» WRITTEN INSTRUCTION: Gather from the listing below each line that includes the word "goes", and copy it.

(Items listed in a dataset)
# # #

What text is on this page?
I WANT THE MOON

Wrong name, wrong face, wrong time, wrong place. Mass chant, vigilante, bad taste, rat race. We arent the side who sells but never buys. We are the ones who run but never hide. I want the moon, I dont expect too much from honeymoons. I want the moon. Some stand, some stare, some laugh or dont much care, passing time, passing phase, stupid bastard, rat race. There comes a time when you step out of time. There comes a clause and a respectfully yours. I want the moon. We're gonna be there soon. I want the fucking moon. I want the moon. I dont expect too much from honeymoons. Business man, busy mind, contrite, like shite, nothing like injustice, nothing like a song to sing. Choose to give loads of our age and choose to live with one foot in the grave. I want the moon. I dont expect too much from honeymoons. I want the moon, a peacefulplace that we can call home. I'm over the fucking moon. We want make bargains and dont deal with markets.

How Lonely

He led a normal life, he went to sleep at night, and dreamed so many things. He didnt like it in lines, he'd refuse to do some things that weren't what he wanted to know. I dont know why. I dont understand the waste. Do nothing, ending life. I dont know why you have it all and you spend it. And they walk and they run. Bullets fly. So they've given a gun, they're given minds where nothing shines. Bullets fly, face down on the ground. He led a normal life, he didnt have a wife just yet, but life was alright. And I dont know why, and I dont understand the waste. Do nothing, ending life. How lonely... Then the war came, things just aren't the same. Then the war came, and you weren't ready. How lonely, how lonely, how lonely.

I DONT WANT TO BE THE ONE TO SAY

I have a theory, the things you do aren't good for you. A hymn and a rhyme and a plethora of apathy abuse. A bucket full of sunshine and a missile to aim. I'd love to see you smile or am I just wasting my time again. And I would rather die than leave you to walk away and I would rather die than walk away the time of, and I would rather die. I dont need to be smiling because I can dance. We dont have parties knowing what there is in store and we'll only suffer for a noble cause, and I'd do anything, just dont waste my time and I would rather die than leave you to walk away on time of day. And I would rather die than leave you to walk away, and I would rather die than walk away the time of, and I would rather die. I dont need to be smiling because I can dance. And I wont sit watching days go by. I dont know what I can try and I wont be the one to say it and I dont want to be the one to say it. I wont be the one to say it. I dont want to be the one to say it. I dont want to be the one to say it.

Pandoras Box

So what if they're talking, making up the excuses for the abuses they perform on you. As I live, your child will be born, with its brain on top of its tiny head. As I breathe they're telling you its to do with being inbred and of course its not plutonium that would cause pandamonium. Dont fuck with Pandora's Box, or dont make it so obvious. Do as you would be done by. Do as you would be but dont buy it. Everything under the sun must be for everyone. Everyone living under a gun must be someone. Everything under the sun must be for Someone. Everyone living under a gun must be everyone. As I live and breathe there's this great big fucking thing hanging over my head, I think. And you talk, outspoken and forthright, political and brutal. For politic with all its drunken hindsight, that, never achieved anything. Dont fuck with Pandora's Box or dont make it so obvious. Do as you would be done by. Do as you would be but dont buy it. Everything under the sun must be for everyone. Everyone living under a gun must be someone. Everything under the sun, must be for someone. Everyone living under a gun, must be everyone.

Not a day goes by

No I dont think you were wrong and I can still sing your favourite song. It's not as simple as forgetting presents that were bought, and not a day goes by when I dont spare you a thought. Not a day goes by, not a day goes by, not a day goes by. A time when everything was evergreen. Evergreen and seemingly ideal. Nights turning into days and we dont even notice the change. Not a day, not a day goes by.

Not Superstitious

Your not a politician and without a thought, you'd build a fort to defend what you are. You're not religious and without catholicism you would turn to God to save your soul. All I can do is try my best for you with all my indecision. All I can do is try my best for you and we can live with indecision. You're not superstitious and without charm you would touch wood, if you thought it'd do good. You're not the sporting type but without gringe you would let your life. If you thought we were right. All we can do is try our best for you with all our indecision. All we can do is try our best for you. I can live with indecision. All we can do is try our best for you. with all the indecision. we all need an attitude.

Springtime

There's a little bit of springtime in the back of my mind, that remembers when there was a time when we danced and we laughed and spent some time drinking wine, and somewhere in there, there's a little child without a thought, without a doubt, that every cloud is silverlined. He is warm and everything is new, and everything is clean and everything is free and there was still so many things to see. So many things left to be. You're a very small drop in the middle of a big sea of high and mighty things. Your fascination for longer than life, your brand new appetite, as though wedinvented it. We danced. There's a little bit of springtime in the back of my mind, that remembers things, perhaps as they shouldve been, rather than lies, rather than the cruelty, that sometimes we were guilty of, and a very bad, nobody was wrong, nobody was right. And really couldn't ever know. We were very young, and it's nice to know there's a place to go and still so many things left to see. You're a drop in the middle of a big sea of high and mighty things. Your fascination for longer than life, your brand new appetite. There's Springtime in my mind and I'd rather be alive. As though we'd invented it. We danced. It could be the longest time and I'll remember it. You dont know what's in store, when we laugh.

# # #

» TASK ANSWER:
Not a day goes by
No I dont think you were wrong and I can still sing your favourite song. It's not as simple as forgetting presents that were bought, and not a day goes by when I dont spare you a thought. Not a day goes by, not a day goes by, not a day goes by. A time when everything was evergreen. Evergreen and seemingly ideal. Nights turning into days and we dont even notice the change. Not a day, not a day goes by.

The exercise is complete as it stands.